EXERCISE DIRECTIONS –
Take the listing and print it in full, exactly as given.

** START OF DATA **

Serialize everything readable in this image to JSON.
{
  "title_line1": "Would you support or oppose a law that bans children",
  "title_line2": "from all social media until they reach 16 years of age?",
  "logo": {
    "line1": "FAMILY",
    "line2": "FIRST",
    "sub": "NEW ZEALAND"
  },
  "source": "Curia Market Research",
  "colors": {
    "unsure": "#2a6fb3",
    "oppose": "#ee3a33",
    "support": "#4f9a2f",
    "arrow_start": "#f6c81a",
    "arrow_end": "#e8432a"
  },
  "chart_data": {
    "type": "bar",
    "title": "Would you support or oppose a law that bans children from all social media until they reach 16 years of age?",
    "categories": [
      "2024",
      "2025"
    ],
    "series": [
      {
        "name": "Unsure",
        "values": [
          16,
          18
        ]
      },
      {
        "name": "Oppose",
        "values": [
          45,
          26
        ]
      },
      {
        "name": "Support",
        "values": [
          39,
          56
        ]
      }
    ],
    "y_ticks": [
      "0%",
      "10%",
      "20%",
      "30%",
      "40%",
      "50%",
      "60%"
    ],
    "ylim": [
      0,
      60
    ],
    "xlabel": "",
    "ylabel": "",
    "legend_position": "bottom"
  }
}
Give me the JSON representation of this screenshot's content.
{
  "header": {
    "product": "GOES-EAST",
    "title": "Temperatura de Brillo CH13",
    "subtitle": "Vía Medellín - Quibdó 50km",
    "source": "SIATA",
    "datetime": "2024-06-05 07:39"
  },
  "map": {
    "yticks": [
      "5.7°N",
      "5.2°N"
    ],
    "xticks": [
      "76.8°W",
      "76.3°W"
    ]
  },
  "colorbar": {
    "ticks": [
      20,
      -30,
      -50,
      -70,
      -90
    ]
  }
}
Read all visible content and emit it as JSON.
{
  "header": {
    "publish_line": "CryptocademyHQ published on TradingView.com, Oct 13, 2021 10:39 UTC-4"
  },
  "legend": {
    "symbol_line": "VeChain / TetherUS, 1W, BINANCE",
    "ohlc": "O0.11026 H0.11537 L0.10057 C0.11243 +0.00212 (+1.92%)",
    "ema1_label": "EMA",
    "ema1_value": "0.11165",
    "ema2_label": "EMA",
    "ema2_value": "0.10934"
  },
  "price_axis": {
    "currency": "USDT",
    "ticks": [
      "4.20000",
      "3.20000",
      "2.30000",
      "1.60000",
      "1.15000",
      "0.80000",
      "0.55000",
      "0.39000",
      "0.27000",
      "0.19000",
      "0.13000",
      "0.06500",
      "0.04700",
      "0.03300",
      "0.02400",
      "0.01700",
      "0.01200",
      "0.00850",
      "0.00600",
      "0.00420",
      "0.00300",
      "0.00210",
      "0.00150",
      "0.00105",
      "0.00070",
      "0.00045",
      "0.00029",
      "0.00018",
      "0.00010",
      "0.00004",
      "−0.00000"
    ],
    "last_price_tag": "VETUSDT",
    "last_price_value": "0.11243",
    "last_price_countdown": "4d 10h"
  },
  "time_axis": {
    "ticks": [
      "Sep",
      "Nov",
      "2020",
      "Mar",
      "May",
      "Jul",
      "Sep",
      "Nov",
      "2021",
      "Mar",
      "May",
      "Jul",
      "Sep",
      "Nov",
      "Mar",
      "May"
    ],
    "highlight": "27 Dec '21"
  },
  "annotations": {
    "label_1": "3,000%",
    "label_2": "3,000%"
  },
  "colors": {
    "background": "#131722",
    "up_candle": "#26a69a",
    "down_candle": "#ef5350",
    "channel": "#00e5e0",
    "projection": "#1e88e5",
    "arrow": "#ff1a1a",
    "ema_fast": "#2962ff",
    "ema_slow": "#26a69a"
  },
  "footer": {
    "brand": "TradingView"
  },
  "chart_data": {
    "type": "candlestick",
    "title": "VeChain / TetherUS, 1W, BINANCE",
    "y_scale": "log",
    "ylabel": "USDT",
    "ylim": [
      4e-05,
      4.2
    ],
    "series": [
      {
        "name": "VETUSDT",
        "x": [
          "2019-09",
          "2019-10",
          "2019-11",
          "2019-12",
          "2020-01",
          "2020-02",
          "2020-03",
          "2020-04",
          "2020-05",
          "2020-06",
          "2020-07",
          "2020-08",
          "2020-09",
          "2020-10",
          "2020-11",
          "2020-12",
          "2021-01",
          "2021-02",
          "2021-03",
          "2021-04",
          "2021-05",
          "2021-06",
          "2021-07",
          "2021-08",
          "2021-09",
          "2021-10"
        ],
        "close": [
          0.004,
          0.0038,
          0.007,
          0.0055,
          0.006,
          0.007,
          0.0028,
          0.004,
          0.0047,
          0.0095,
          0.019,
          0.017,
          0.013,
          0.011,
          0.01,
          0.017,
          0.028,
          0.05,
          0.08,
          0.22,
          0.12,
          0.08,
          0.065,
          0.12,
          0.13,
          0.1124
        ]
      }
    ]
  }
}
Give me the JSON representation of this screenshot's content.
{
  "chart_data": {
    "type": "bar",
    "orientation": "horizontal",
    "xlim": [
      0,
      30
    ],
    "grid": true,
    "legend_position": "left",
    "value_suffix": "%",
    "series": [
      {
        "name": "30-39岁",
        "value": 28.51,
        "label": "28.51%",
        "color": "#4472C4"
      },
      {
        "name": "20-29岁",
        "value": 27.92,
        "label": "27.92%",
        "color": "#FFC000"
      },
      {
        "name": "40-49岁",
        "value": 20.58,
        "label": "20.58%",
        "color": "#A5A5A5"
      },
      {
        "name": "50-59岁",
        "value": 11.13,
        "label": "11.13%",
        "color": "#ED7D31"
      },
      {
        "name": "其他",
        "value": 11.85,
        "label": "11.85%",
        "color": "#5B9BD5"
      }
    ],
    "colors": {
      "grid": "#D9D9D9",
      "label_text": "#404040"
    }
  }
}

** END OF DATA **

WRITTEN ANSWER –
Serialize everything readable in this image to JSON.
{
  "title_line1": "Would you support or oppose a law that bans children",
  "title_line2": "from all social media until they reach 16 years of age?",
  "logo": {
    "line1": "FAMILY",
    "line2": "FIRST",
    "sub": "NEW ZEALAND"
  },
  "source": "Curia Market Research",
  "colors": {
    "unsure": "#2a6fb3",
    "oppose": "#ee3a33",
    "support": "#4f9a2f",
    "arrow_start": "#f6c81a",
    "arrow_end": "#e8432a"
  },
  "chart_data": {
    "type": "bar",
    "title": "Would you support or oppose a law that bans children from all social media until they reach 16 years of age?",
    "categories": [
      "2024",
      "2025"
    ],
    "series": [
      {
        "name": "Unsure",
        "values": [
          16,
          18
        ]
      },
      {
        "name": "Oppose",
        "values": [
          45,
          26
        ]
      },
      {
        "name": "Support",
        "values": [
          39,
          56
        ]
      }
    ],
    "y_ticks": [
      "0%",
      "10%",
      "20%",
      "30%",
      "40%",
      "50%",
      "60%"
    ],
    "ylim": [
      0,
      60
    ],
    "xlabel": "",
    "ylabel": "",
    "legend_position": "bottom"
  }
}
Give me the JSON representation of this screenshot's content.
{
  "header": {
    "product": "GOES-EAST",
    "title": "Temperatura de Brillo CH13",
    "subtitle": "Vía Medellín - Quibdó 50km",
    "source": "SIATA",
    "datetime": "2024-06-05 07:39"
  },
  "map": {
    "yticks": [
      "5.7°N",
      "5.2°N"
    ],
    "xticks": [
      "76.8°W",
      "76.3°W"
    ]
  },
  "colorbar": {
    "ticks": [
      20,
      -30,
      -50,
      -70,
      -90
    ]
  }
}
Read all visible content and emit it as JSON.
{
  "header": {
    "publish_line": "CryptocademyHQ published on TradingView.com, Oct 13, 2021 10:39 UTC-4"
  },
  "legend": {
    "symbol_line": "VeChain / TetherUS, 1W, BINANCE",
    "ohlc": "O0.11026 H0.11537 L0.10057 C0.11243 +0.00212 (+1.92%)",
    "ema1_label": "EMA",
    "ema1_value": "0.11165",
    "ema2_label": "EMA",
    "ema2_value": "0.10934"
  },
  "price_axis": {
    "currency": "USDT",
    "ticks": [
      "4.20000",
      "3.20000",
      "2.30000",
      "1.60000",
      "1.15000",
      "0.80000",
      "0.55000",
      "0.39000",
      "0.27000",
      "0.19000",
      "0.13000",
      "0.06500",
      "0.04700",
      "0.03300",
      "0.02400",
      "0.01700",
      "0.01200",
      "0.00850",
      "0.00600",
      "0.00420",
      "0.00300",
      "0.00210",
      "0.00150",
      "0.00105",
      "0.00070",
      "0.00045",
      "0.00029",
      "0.00018",
      "0.00010",
      "0.00004",
      "−0.00000"
    ],
    "last_price_tag": "VETUSDT",
    "last_price_value": "0.11243",
    "last_price_countdown": "4d 10h"
  },
  "time_axis": {
    "ticks": [
      "Sep",
      "Nov",
      "2020",
      "Mar",
      "May",
      "Jul",
      "Sep",
      "Nov",
      "2021",
      "Mar",
      "May",
      "Jul",
      "Sep",
      "Nov",
      "Mar",
      "May"
    ],
    "highlight": "27 Dec '21"
  },
  "annotations": {
    "label_1": "3,000%",
    "label_2": "3,000%"
  },
  "colors": {
    "background": "#131722",
    "up_candle": "#26a69a",
    "down_candle": "#ef5350",
    "channel": "#00e5e0",
    "projection": "#1e88e5",
    "arrow": "#ff1a1a",
    "ema_fast": "#2962ff",
    "ema_slow": "#26a69a"
  },
  "footer": {
    "brand": "TradingView"
  },
  "chart_data": {
    "type": "candlestick",
    "title": "VeChain / TetherUS, 1W, BINANCE",
    "y_scale": "log",
    "ylabel": "USDT",
    "ylim": [
      4e-05,
      4.2
    ],
    "series": [
      {
        "name": "VETUSDT",
        "x": [
          "2019-09",
          "2019-10",
          "2019-11",
          "2019-12",
          "2020-01",
          "2020-02",
          "2020-03",
          "2020-04",
          "2020-05",
          "2020-06",
          "2020-07",
          "2020-08",
          "2020-09",
          "2020-10",
          "2020-11",
          "2020-12",
          "2021-01",
          "2021-02",
          "2021-03",
          "2021-04",
          "2021-05",
          "2021-06",
          "2021-07",
          "2021-08",
          "2021-09",
          "2021-10"
        ],
        "close": [
          0.004,
          0.0038,
          0.007,
          0.0055,
          0.006,
          0.007,
          0.0028,
          0.004,
          0.0047,
          0.0095,
          0.019,
          0.017,
          0.013,
          0.011,
          0.01,
          0.017,
          0.028,
          0.05,
          0.08,
          0.22,
          0.12,
          0.08,
          0.065,
          0.12,
          0.13,
          0.1124
        ]
      }
    ]
  }
}
Give me the JSON representation of this screenshot's content.
{
  "chart_data": {
    "type": "bar",
    "orientation": "horizontal",
    "xlim": [
      0,
      30
    ],
    "grid": true,
    "legend_position": "left",
    "value_suffix": "%",
    "series": [
      {
        "name": "30-39岁",
        "value": 28.51,
        "label": "28.51%",
        "color": "#4472C4"
      },
      {
        "name": "20-29岁",
        "value": 27.92,
        "label": "27.92%",
        "color": "#FFC000"
      },
      {
        "name": "40-49岁",
        "value": 20.58,
        "label": "20.58%",
        "color": "#A5A5A5"
      },
      {
        "name": "50-59岁",
        "value": 11.13,
        "label": "11.13%",
        "color": "#ED7D31"
      },
      {
        "name": "其他",
        "value": 11.85,
        "label": "11.85%",
        "color": "#5B9BD5"
      }
    ],
    "colors": {
      "grid": "#D9D9D9",
      "label_text": "#404040"
    }
  }
}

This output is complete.